TEXT:
# Mantis hand feeding question



## Trollolloller (Jul 5, 2013)

I got a few mantids (a Chinese mantis and two ghost mantids). I've been having to hand feed them for the past few weeks because they are too big for fruit flies and I haven't been able to get larger flies for them, so I've been hand feeding them meal worms. I was just wondering: when I am able to get flies and stop having to hand feed them, will they still "remember" how to hunt and catch their own food? I think they will, it's just I imagine it sorta being like a bird who's mamma never taught her to fly, or a cheetah cub who was never taught how to hunt.


----------



## Paradoxica (Jul 5, 2013)

I'm sure they'll be fine, they don't learn from their parents like vertebrates do. They operate entirely on instinct.

However sometimes my mantids don't go for hand feeding, so I'll Tie thread to a piece of worm and then dangle it in front of them till they catch it ( I think Patrick Fraser called this "Fishing for mantids"  )

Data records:
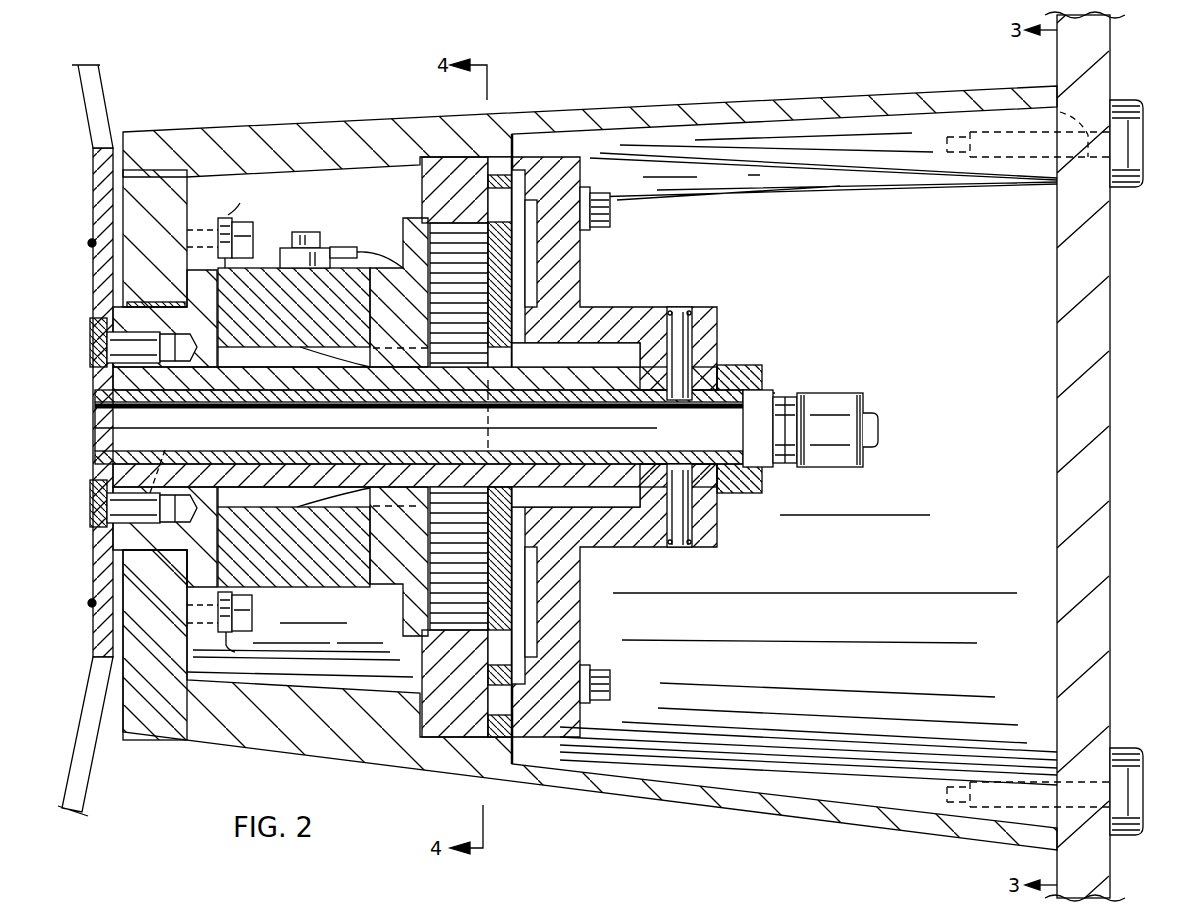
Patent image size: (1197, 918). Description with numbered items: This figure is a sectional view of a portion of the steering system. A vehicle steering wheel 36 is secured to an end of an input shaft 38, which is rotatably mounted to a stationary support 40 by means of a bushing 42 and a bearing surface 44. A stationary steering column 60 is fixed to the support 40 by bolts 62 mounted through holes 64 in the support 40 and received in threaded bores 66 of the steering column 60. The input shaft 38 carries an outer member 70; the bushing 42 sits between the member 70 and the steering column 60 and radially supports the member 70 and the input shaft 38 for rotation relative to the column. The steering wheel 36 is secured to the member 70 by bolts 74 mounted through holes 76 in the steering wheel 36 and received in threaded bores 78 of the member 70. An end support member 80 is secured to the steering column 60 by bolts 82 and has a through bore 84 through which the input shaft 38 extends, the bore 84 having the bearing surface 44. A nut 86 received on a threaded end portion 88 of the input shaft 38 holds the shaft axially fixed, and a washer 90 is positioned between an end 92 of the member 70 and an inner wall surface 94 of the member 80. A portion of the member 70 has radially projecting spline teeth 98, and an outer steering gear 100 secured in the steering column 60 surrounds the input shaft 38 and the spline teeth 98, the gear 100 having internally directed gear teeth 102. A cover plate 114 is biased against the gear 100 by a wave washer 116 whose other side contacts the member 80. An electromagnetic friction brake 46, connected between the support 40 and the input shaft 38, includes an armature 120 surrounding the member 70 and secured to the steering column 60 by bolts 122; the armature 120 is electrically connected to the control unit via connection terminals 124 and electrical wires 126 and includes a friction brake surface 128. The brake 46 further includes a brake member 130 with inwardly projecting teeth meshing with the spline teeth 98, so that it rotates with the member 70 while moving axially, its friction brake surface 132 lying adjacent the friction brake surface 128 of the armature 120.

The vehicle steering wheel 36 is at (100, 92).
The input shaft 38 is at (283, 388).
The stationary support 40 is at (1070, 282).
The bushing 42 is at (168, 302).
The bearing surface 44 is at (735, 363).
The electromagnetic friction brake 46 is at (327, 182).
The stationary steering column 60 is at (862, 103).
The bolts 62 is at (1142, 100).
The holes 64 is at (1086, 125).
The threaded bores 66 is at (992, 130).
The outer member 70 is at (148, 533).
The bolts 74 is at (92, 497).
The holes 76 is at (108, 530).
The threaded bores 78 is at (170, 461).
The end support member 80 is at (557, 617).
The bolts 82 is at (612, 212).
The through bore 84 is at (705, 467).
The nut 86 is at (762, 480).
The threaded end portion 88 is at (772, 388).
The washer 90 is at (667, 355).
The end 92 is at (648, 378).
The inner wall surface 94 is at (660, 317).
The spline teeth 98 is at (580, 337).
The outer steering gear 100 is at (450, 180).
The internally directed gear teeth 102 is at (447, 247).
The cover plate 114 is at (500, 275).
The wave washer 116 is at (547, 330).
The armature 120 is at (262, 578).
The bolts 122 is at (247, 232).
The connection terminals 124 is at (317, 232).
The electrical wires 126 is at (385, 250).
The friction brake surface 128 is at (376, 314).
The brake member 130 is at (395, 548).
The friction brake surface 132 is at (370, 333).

==

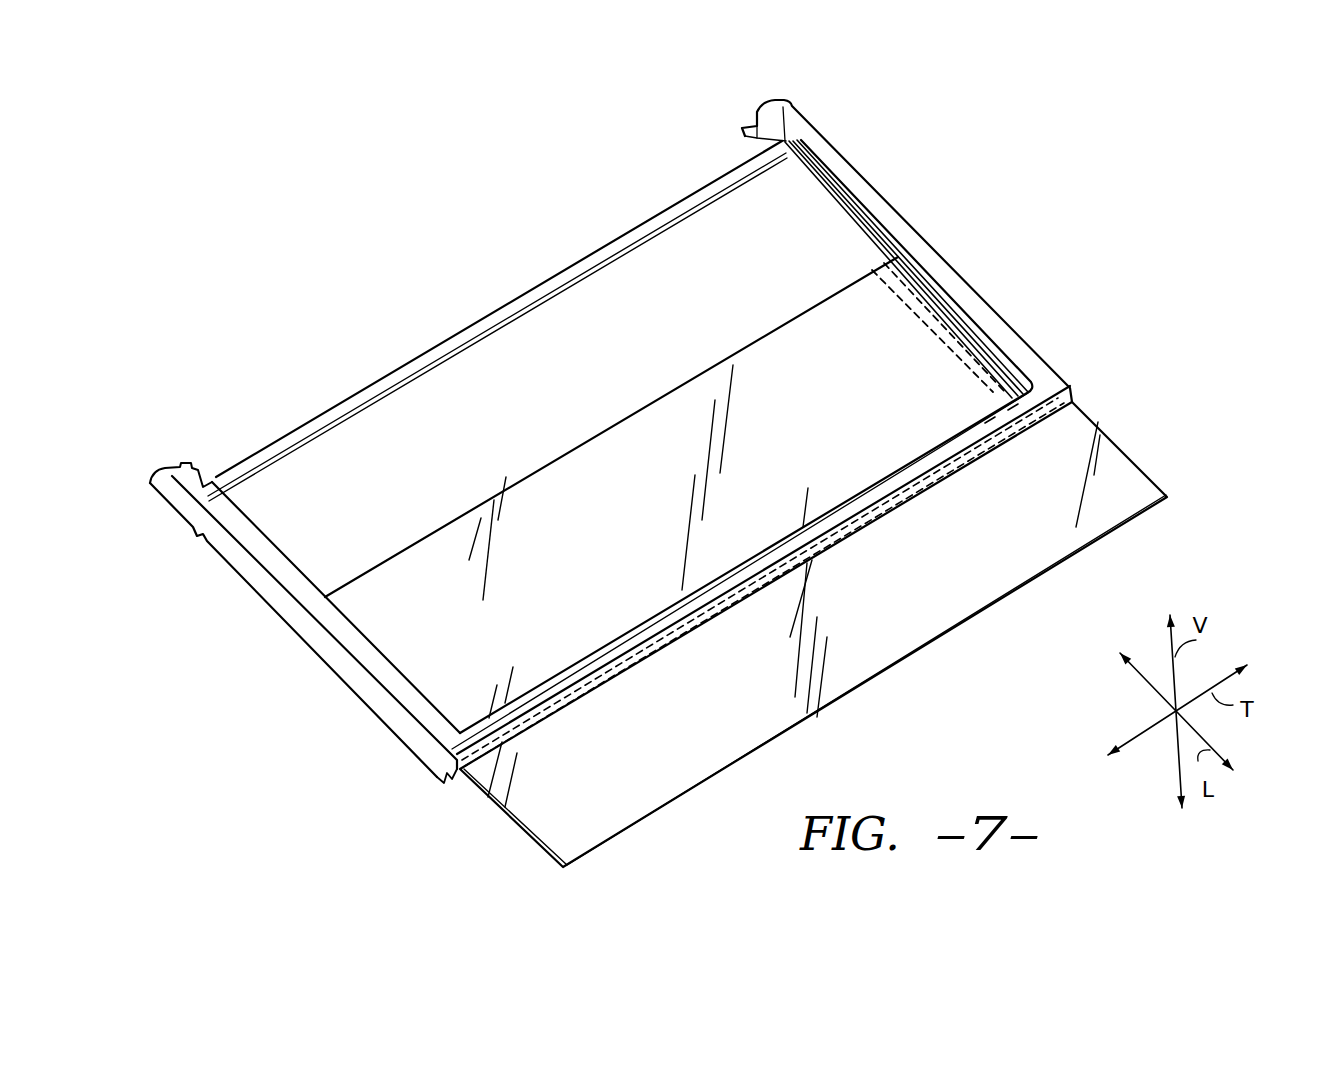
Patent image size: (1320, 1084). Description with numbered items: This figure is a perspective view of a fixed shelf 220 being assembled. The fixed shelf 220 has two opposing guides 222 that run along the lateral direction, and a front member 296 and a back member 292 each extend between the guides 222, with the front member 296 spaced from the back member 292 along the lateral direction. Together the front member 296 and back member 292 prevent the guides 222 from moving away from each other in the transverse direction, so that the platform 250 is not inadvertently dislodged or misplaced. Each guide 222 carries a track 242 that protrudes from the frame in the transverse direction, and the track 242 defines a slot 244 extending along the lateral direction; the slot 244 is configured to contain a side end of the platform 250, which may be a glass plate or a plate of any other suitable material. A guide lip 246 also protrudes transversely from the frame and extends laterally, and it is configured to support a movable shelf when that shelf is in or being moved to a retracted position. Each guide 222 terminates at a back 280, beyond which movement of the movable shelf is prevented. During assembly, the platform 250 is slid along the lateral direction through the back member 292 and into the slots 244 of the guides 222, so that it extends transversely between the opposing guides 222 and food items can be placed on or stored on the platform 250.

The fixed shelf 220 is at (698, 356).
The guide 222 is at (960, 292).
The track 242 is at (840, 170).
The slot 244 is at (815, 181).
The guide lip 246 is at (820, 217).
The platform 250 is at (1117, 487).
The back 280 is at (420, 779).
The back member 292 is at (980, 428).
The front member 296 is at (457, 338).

YOUR TASKS:
A. In the mantis feeding thread, what has the first poster been hand feeding the mantids?
B. Write out the part of the records that opens with the line containing "Patent image size: (1320, 1084)." and closes with the line containing "The front member 296 is at (457, 338).".
The forum thread and the records have nothing to do with each other.

ANSWERS PROVIDED:
A. Meal worms.

B.
Patent image size: (1320, 1084). Description with numbered items: This figure is a perspective view of a fixed shelf 220 being assembled. The fixed shelf 220 has two opposing guides 222 that run along the lateral direction, and a front member 296 and a back member 292 each extend between the guides 222, with the front member 296 spaced from the back member 292 along the lateral direction. Together the front member 296 and back member 292 prevent the guides 222 from moving away from each other in the transverse direction, so that the platform 250 is not inadvertently dislodged or misplaced. Each guide 222 carries a track 242 that protrudes from the frame in the transverse direction, and the track 242 defines a slot 244 extending along the lateral direction; the slot 244 is configured to contain a side end of the platform 250, which may be a glass plate or a plate of any other suitable material. A guide lip 246 also protrudes transversely from the frame and extends laterally, and it is configured to support a movable shelf when that shelf is in or being moved to a retracted position. Each guide 222 terminates at a back 280, beyond which movement of the movable shelf is prevented. During assembly, the platform 250 is slid along the lateral direction through the back member 292 and into the slots 244 of the guides 222, so that it extends transversely between the opposing guides 222 and food items can be placed on or stored on the platform 250.

The fixed shelf 220 is at (698, 356).
The guide 222 is at (960, 292).
The track 242 is at (840, 170).
The slot 244 is at (815, 181).
The guide lip 246 is at (820, 217).
The platform 250 is at (1117, 487).
The back 280 is at (420, 779).
The back member 292 is at (980, 428).
The front member 296 is at (457, 338).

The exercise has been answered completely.